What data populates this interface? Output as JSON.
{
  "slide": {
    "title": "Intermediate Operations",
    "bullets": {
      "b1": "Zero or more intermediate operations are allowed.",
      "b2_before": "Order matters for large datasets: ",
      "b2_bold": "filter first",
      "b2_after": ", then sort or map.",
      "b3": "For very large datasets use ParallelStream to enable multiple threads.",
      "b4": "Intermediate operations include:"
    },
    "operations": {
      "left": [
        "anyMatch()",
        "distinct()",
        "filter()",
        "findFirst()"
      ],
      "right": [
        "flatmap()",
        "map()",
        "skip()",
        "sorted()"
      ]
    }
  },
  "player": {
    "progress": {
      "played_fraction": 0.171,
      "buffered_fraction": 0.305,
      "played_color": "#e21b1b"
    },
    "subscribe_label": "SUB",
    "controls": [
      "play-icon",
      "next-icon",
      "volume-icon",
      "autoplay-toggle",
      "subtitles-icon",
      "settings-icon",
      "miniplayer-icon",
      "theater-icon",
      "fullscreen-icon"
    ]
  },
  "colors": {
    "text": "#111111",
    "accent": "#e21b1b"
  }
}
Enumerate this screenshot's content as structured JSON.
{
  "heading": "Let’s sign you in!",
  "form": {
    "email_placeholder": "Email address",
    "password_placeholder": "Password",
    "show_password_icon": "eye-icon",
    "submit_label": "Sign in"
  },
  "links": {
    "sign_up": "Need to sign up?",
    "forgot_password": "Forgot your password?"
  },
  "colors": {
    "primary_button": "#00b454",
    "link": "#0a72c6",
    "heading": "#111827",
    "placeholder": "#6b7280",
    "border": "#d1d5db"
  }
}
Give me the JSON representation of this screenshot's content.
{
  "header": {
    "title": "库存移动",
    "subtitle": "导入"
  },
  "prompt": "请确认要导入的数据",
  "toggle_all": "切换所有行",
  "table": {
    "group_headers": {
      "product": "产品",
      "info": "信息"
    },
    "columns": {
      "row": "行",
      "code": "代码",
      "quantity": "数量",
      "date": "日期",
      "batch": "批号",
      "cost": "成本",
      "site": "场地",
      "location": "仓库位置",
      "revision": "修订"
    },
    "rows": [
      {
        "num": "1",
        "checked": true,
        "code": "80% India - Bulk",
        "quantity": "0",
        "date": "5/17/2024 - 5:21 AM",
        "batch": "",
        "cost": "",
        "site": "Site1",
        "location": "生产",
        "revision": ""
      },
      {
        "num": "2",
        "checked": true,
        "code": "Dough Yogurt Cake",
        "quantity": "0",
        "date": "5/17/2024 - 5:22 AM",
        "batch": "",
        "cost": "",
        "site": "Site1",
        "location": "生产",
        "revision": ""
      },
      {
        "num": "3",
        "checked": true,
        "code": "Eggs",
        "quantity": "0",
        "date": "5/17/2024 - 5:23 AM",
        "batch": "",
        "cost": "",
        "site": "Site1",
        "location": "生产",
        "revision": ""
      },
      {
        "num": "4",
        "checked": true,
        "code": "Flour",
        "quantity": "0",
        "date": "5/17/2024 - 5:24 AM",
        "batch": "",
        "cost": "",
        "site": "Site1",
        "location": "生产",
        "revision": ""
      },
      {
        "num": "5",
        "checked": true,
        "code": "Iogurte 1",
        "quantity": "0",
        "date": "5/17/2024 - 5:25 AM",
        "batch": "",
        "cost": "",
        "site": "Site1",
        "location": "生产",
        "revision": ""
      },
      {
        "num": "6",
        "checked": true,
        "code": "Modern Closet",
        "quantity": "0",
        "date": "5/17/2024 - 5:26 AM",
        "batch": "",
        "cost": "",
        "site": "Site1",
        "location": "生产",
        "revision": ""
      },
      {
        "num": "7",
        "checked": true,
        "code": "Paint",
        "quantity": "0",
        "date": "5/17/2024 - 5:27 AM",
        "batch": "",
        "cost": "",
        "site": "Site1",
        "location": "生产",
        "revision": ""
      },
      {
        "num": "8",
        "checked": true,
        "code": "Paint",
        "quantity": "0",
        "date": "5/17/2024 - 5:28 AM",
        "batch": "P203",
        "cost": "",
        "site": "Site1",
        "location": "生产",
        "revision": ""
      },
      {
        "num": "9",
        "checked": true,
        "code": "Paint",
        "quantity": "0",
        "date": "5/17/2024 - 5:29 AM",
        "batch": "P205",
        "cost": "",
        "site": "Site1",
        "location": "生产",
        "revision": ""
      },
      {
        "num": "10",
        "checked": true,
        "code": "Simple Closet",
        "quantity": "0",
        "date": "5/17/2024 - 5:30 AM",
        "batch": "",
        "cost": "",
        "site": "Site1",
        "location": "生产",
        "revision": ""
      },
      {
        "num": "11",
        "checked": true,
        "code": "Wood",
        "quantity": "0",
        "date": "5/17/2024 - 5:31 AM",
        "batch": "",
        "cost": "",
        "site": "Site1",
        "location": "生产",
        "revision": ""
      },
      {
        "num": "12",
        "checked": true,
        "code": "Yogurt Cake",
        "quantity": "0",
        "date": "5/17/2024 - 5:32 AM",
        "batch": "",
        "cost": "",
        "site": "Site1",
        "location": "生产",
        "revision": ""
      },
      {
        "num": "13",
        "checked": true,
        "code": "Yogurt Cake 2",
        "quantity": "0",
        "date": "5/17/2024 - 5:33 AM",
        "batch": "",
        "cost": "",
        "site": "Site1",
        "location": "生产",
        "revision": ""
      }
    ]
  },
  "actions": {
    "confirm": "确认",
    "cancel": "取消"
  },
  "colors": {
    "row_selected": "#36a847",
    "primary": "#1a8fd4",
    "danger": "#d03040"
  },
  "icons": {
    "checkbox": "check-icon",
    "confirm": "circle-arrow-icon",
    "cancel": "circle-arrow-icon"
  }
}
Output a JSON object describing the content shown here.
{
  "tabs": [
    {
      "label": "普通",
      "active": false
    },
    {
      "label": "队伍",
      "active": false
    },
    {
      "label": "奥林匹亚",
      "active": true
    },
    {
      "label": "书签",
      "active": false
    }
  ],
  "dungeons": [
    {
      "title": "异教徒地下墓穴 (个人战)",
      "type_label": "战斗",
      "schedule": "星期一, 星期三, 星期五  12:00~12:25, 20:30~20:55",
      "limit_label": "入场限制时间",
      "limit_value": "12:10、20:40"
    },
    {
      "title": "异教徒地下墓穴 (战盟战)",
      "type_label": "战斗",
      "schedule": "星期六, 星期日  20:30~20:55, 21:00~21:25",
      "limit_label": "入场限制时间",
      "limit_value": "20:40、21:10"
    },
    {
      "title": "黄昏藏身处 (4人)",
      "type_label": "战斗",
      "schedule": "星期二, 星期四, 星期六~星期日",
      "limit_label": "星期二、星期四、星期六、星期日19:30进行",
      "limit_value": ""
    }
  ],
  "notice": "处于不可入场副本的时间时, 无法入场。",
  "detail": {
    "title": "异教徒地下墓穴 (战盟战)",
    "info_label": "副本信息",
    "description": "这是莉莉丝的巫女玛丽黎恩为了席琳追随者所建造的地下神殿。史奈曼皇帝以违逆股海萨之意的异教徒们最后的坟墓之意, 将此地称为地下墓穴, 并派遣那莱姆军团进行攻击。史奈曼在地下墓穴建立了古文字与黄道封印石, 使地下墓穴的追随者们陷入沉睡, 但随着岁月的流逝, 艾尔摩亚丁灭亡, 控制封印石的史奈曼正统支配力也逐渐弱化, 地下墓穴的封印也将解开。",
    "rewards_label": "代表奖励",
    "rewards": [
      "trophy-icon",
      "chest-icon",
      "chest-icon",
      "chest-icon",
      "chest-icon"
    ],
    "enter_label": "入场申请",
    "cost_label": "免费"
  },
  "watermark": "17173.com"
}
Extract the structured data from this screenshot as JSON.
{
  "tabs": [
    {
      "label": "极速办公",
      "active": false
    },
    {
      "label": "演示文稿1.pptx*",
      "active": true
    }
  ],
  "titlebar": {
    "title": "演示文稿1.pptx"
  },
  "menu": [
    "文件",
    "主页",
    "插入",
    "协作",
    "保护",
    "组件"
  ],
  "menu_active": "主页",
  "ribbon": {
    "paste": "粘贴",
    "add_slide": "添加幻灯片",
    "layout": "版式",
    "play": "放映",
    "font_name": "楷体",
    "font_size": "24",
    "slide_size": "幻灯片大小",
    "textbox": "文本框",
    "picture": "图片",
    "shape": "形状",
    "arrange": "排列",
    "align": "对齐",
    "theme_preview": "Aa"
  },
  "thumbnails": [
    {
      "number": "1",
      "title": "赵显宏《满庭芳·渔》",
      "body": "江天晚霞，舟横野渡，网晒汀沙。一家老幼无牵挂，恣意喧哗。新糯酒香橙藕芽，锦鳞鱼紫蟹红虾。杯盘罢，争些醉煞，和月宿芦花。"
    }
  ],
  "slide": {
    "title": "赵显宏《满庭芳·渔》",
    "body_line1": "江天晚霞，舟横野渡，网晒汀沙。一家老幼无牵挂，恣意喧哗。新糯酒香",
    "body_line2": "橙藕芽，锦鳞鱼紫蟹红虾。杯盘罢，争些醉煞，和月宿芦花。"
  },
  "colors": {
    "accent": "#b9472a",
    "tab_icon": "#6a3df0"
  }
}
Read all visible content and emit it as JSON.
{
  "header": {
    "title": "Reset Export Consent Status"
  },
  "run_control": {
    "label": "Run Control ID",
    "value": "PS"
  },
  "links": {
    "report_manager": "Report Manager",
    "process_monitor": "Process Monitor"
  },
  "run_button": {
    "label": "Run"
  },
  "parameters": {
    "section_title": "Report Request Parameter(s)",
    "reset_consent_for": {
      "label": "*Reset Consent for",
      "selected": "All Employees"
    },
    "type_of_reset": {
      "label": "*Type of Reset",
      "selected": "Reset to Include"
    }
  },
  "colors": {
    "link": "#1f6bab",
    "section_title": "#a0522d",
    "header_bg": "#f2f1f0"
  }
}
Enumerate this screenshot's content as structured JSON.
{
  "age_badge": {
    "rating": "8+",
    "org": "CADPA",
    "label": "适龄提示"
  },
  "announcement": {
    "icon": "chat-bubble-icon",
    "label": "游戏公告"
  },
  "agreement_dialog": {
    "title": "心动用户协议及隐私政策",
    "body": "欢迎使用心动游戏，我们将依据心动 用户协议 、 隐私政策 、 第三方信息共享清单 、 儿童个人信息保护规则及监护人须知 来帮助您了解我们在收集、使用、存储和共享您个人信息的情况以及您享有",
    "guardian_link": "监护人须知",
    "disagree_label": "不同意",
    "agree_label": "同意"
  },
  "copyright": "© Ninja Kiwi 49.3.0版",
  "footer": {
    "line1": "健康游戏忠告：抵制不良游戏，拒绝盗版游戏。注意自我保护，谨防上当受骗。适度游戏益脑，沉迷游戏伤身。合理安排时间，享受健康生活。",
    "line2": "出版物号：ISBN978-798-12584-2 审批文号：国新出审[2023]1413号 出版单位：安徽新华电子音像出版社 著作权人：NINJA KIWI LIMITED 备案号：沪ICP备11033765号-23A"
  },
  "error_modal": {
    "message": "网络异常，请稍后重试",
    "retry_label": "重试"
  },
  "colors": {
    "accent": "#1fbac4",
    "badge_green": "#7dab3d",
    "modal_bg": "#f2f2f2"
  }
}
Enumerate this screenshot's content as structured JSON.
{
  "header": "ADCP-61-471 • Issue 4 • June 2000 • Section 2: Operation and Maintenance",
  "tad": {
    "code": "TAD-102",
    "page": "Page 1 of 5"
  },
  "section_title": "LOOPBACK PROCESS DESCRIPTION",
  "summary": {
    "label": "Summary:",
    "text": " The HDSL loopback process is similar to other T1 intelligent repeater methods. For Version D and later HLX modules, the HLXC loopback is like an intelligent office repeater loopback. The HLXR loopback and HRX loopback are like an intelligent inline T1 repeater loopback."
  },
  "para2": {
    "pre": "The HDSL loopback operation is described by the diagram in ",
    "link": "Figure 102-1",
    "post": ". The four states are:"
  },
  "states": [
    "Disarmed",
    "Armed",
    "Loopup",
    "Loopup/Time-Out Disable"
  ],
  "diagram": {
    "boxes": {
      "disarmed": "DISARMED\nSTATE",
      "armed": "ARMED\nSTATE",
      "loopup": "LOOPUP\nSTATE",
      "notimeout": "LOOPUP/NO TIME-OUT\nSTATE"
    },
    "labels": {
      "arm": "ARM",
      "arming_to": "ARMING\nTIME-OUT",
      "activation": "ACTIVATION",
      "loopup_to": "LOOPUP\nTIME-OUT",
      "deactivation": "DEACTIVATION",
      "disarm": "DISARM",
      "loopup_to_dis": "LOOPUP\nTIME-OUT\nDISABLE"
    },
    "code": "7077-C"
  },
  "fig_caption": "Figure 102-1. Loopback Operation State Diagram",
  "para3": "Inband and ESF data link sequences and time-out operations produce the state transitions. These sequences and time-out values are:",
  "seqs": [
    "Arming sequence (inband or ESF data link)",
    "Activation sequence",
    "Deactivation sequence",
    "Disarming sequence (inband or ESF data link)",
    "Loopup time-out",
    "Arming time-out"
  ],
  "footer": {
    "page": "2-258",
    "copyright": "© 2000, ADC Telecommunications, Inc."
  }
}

• Task to complete
Using the records above, list each line that includes "恣意喧哗".

• Output for this exercise
      "body": "江天晚霞，舟横野渡，网晒汀沙。一家老幼无牵挂，恣意喧哗。新糯酒香橙藕芽，锦鳞鱼紫蟹红虾。杯盘罢，争些醉煞，和月宿芦花。"
    "body_line1": "江天晚霞，舟横野渡，网晒汀沙。一家老幼无牵挂，恣意喧哗。新糯酒香",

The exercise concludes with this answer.